Document segment section start
The constriction in the middle of the channel dictates the flow structure and can significantly change the shape of the encapsulating droplet and deformation of the cell. This constriction restricts encapsulating droplet movement as it migrates downstream the channel. The two important geometrical properties which characterize the constricted microchannel are the length of the constriction (L) and the narrowness of the cross-section in the constriction area (R). The effects of these two properties on deformation are studied for an encapsulated HL60 cell. Figure 7 shows that the encapsulating droplet experiences high viscoelastic stresses and undergoes a high deformation with the viability of $91\%$ in the presence of a narrow constriction in the middle of the channel ($R=17.5$ μm). However, for a relatively wider constriction ($R=30$ μm), the encapsulating droplet experiences low viscoelastic stresses and almost remains spherical with the viability of $98\%$ as it passes through the constricted microcapillary.

Figure 8 shows how cell deformation rate is different for microcapillaries with the different narrowness of the constriction. As the constriction gets wider, the encapsulating droplet can move more freely in the channel which helps in having a low cell deformation and high viability of $98\%$.

Another geometry characteristic that has a big influence on cell deformation is the constriction length. Simulations show that for a short constriction, the cell is under shear stress for a short period of time and therefore this small shear stress cannot threaten its life. As a result, the cell undergoes a low mechanical deformation (Figure 9a), which results in high cell viability of $99\%$. On the other hand, for a microchannel with a long constriction in the middle of channel, the cell is under shear stress for a longer time, which increases the cell deformation through its passage along the channel (Figure 9b). Figure 10 shows how the second peak in the cell deformation is larger in the case of a long constriction within the microchannel, which reduces the cell viability to $92\%$.

5. Conclusions

A parametric study has been performed to investigate the influence of shell fluid relaxation time, the encapsulating droplet size and contraction geometry on the deformation of an encapsulated HL60 cell passing through sudden contractions within a microcapillary. A three-phase front-tracking method is used to simulate the flow dynamics of encapsulated cells in the microchannel and to investigate the deformation of an encapsulated HL60 cell during its passage through the contractions of a microcapillary.
Document segment section end
Information section start
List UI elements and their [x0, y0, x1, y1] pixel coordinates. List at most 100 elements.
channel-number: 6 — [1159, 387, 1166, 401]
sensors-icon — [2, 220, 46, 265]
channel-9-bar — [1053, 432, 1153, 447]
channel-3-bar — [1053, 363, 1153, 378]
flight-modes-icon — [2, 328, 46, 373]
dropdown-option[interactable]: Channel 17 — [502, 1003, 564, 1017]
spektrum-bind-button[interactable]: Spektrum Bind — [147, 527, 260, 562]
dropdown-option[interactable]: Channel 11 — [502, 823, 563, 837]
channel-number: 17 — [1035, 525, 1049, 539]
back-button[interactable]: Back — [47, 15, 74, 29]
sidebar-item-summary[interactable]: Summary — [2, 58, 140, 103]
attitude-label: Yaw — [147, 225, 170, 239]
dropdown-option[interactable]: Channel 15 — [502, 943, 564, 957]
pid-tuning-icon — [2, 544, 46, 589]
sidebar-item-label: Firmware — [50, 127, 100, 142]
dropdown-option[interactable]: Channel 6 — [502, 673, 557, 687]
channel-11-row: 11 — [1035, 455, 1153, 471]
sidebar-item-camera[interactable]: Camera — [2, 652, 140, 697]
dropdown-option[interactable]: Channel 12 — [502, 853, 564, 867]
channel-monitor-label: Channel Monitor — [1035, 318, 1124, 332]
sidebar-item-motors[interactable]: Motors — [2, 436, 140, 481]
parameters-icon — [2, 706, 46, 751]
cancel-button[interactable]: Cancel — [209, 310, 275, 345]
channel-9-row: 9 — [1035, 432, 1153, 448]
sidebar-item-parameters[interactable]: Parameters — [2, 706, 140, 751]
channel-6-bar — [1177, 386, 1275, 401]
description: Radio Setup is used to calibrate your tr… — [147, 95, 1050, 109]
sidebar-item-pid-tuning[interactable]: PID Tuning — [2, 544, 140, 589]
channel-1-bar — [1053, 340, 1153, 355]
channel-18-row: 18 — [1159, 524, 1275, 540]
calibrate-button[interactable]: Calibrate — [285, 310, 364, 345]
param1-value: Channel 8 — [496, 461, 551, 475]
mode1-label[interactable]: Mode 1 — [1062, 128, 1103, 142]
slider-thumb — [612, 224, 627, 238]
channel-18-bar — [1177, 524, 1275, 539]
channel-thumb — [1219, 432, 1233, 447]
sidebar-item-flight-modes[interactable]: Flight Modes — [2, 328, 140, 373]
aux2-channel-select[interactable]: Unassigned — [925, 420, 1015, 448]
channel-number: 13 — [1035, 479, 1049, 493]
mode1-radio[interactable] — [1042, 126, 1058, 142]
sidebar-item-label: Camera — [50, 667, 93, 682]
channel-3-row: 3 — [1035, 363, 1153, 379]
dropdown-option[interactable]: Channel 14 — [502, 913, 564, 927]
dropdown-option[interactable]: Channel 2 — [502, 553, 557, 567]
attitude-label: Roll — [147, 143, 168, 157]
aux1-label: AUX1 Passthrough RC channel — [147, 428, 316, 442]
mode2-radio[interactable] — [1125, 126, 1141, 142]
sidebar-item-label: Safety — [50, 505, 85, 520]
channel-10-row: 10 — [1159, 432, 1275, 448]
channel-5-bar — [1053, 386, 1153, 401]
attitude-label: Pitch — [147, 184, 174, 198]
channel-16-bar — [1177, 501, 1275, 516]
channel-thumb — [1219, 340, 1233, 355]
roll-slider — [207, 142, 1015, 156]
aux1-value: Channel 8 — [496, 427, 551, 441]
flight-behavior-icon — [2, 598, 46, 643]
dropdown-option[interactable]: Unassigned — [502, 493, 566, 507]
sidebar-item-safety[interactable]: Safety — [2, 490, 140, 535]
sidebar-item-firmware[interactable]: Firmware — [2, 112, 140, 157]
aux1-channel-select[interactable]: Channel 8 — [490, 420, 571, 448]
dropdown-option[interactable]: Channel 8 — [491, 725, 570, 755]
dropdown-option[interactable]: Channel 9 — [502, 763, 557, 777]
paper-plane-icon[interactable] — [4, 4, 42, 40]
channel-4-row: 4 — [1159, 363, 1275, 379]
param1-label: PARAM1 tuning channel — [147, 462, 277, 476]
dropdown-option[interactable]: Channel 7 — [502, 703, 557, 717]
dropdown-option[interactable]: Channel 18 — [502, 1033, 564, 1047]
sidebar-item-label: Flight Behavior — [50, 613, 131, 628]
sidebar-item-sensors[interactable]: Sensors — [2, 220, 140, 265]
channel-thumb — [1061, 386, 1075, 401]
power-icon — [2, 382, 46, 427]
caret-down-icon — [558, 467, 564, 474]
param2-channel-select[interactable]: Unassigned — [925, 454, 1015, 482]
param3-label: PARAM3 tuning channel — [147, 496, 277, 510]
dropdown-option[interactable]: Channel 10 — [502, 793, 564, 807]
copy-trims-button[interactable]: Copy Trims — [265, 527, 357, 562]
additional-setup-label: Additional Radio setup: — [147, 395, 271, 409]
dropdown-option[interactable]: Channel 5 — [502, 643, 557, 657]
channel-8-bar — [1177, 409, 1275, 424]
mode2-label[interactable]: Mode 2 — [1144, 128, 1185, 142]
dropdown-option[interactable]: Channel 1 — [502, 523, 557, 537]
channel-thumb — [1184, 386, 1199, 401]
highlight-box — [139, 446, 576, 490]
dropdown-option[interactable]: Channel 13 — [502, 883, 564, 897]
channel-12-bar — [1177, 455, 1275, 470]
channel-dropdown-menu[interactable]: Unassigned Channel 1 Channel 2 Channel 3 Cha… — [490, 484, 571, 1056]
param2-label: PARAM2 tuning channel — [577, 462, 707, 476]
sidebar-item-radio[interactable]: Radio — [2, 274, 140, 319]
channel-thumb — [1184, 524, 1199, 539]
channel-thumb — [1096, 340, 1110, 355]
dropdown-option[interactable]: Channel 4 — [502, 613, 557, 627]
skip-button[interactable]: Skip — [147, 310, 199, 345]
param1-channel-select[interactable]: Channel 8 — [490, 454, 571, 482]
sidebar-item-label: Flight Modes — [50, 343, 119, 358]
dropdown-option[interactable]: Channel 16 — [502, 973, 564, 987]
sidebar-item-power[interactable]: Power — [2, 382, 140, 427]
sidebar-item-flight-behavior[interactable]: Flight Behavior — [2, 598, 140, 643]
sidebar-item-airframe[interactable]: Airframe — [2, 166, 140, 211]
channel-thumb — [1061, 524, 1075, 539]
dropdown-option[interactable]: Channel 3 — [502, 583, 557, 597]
Information section end
**What this task involves:**
Give again, word for word, the stretch of the constricted-channel text from "A parametric study" through "of a microcapillary.".

**The completed task:**
A parametric study has been performed to investigate the influence of shell fluid relaxation time, the encapsulating droplet size and contraction geometry on the deformation of an encapsulated HL60 cell passing through sudden contractions within a microcapillary. A three-phase front-tracking method is used to simulate the flow dynamics of encapsulated cells in the microchannel and to investigate the deformation of an encapsulated HL60 cell during its passage through the contractions of a microcapillary.